**Brief**
Rewrite the listing lines starting at "x-tick-label: 1907 — [280, 930, 304, 942]" and ending at "x-tick-label: 1921 — [779, 930, 802, 942]", changing each "y-tick-label" to "y-axis-label" and keeping everything else the same.

(Stored data entries)
################

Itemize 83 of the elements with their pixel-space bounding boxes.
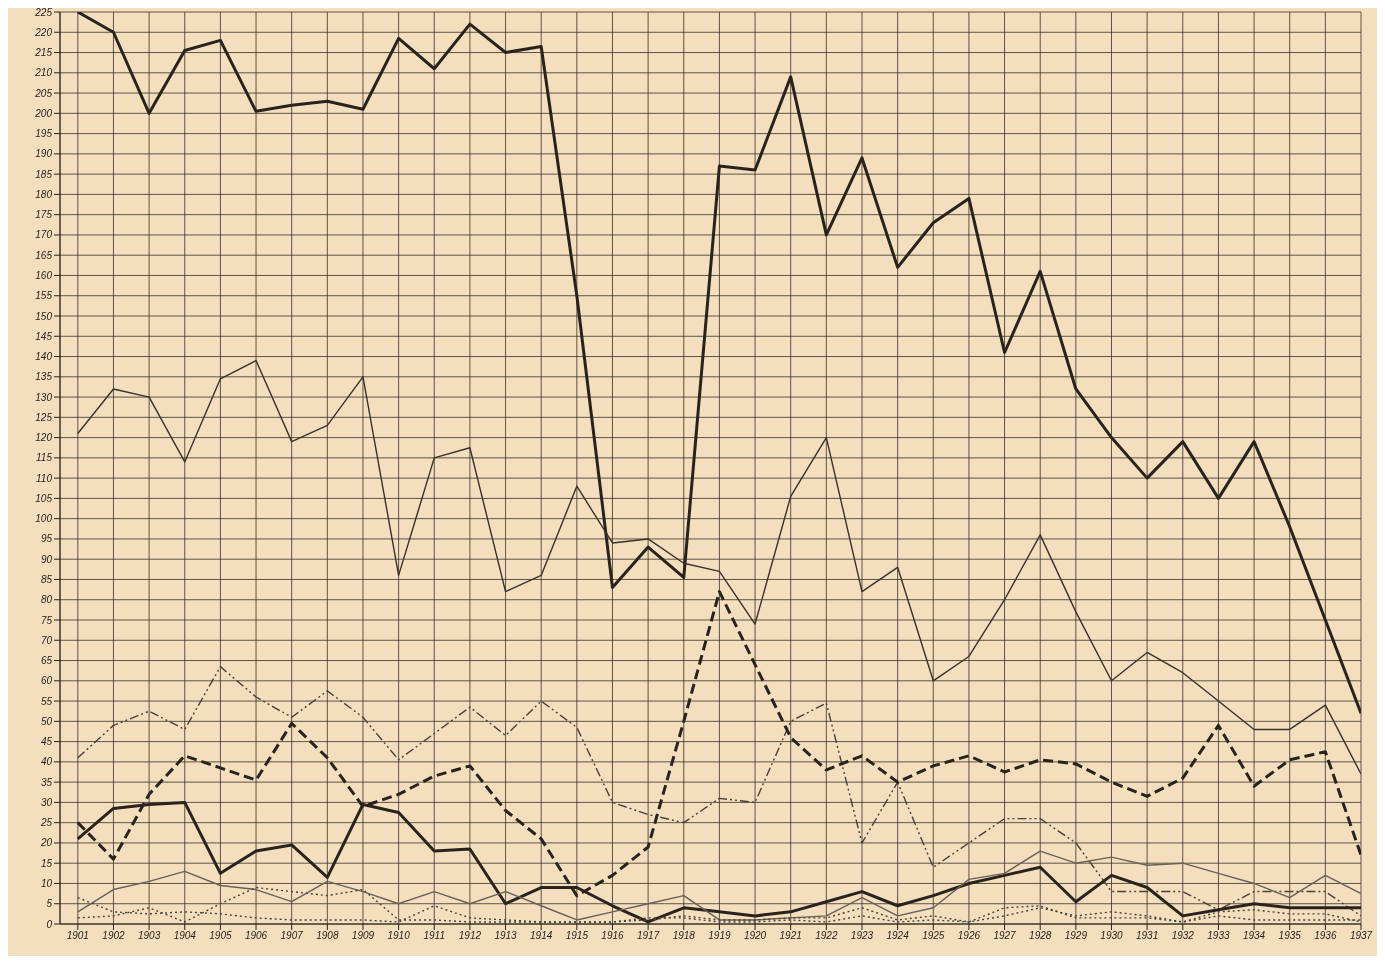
x-tick-label: 1907 — [280, 930, 304, 942]
y-tick-label: 100 — [35, 513, 53, 525]
y-tick-label: 105 — [35, 492, 53, 504]
x-tick-label: 1904 — [173, 930, 197, 942]
x-tick-label: 1911 — [423, 930, 446, 942]
y-tick-label: 195 — [35, 128, 53, 140]
x-tick-label: 1921 — [779, 930, 802, 942]
y-tick-label: 200 — [34, 107, 53, 119]
x-tick-label: 1903 — [137, 930, 161, 942]
x-tick-label: 1933 — [1207, 930, 1230, 942]
y-tick-label: 15 — [40, 857, 53, 869]
x-tick-label: 1926 — [957, 930, 981, 942]
x-tick-label: 1937 — [1349, 930, 1373, 942]
x-tick-label: 1902 — [102, 930, 126, 942]
x-tick-label: 1930 — [1100, 930, 1124, 942]
y-tick-label: 110 — [36, 472, 53, 484]
y-tick-label: 170 — [35, 229, 53, 241]
y-tick-label: 10 — [40, 878, 53, 890]
y-tick-label: 225 — [34, 6, 53, 18]
y-tick-label: 145 — [35, 330, 53, 342]
y-tick-label: 95 — [40, 533, 53, 545]
x-tick-label: 1908 — [316, 930, 339, 942]
x-tick-label: 1905 — [209, 930, 232, 942]
x-tick-label: 1919 — [708, 930, 731, 942]
y-tick-label: 190 — [35, 148, 53, 160]
y-tick-label: 185 — [35, 168, 53, 180]
y-tick-label: 140 — [35, 351, 53, 363]
y-tick-label: 5 — [46, 898, 53, 910]
x-tick-label: 1909 — [351, 930, 375, 942]
x-tick-label: 1915 — [565, 930, 589, 942]
x-tick-label: 1928 — [1029, 930, 1052, 942]
x-tick-label: 1901 — [66, 930, 89, 942]
y-tick-label: 35 — [40, 776, 53, 788]
y-tick-label: 205 — [34, 87, 53, 99]
y-tick-label: 175 — [35, 209, 53, 221]
x-tick-label: 1925 — [922, 930, 945, 942]
x-tick-label: 1936 — [1314, 930, 1337, 942]
y-tick-label: 70 — [40, 634, 53, 646]
y-tick-label: 40 — [40, 756, 53, 768]
x-tick-label: 1910 — [387, 930, 411, 942]
x-tick-label: 1924 — [886, 930, 910, 942]
y-tick-label: 45 — [40, 736, 53, 748]
y-tick-label: 0 — [46, 918, 53, 930]
y-tick-label: 30 — [40, 796, 53, 808]
x-tick-label: 1929 — [1064, 930, 1088, 942]
x-tick-label: 1934 — [1242, 930, 1266, 942]
y-tick-label: 210 — [34, 67, 53, 79]
y-tick-label: 20 — [39, 837, 53, 849]
y-tick-label: 130 — [35, 391, 53, 403]
y-tick-label: 160 — [35, 270, 53, 282]
y-tick-label: 125 — [35, 411, 53, 423]
y-tick-label: 85 — [40, 574, 53, 586]
y-tick-label: 80 — [40, 594, 53, 606]
y-tick-label: 115 — [36, 452, 53, 464]
y-tick-label: 120 — [35, 432, 53, 444]
x-tick-label: 1932 — [1171, 930, 1195, 942]
y-tick-label: 165 — [35, 249, 53, 261]
x-tick-label: 1912 — [458, 930, 482, 942]
x-tick-label: 1935 — [1278, 930, 1302, 942]
y-tick-label: 150 — [35, 310, 53, 322]
y-tick-label: 65 — [40, 655, 53, 667]
x-tick-label: 1913 — [494, 930, 518, 942]
y-tick-label: 55 — [40, 695, 53, 707]
x-tick-label: 1906 — [244, 930, 268, 942]
y-tick-label: 135 — [35, 371, 53, 383]
x-tick-label: 1931 — [1136, 930, 1159, 942]
y-tick-label: 155 — [35, 290, 53, 302]
x-tick-label: 1917 — [637, 930, 660, 942]
y-tick-label: 50 — [40, 715, 53, 727]
y-tick-label: 90 — [40, 553, 53, 565]
y-tick-label: 25 — [39, 817, 53, 829]
x-tick-label: 1927 — [993, 930, 1017, 942]
x-tick-label: 1920 — [743, 930, 767, 942]
y-tick-label: 220 — [34, 26, 53, 38]
x-tick-label: 1918 — [672, 930, 696, 942]
y-tick-label: 215 — [34, 47, 53, 59]
x-tick-label: 1916 — [601, 930, 625, 942]
x-tick-label: 1923 — [850, 930, 874, 942]
x-tick-label: 1922 — [815, 930, 838, 942]
y-tick-label: 180 — [35, 188, 53, 200]
y-tick-label: 60 — [40, 675, 53, 687]
y-tick-label: 75 — [40, 614, 53, 626]
x-tick-label: 1914 — [530, 930, 553, 942]
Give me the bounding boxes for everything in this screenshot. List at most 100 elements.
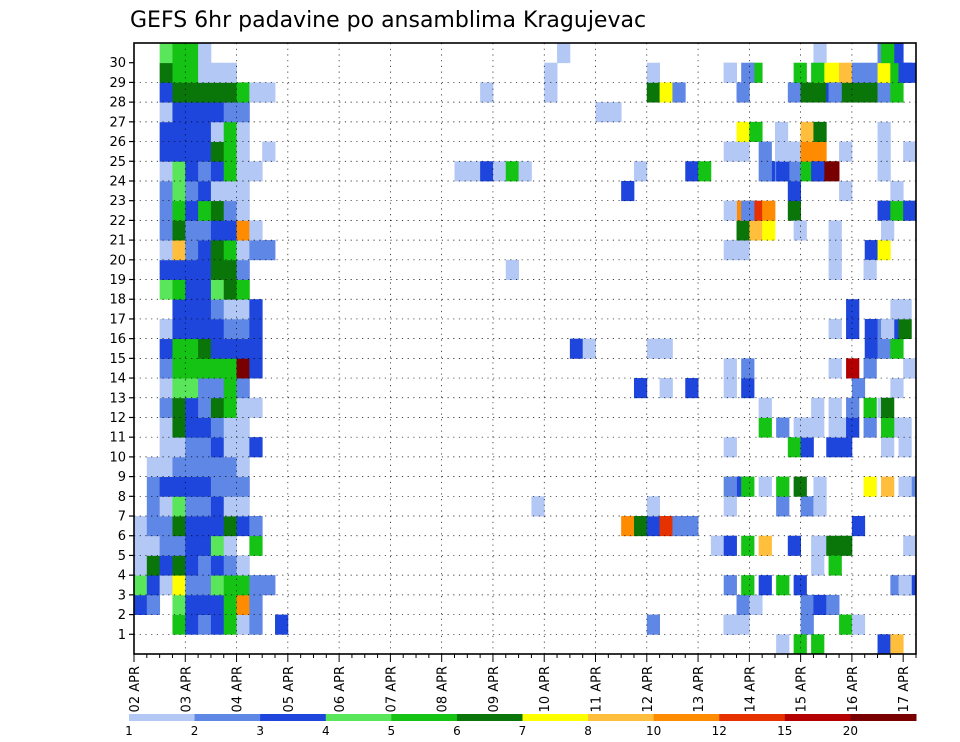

################

**Task result**
x-tick-label: 1907 — [280, 930, 304, 942]
y-axis-label: 100 — [35, 513, 53, 525]
y-axis-label: 105 — [35, 492, 53, 504]
x-tick-label: 1904 — [173, 930, 197, 942]
x-tick-label: 1911 — [423, 930, 446, 942]
y-axis-label: 195 — [35, 128, 53, 140]
x-tick-label: 1921 — [779, 930, 802, 942]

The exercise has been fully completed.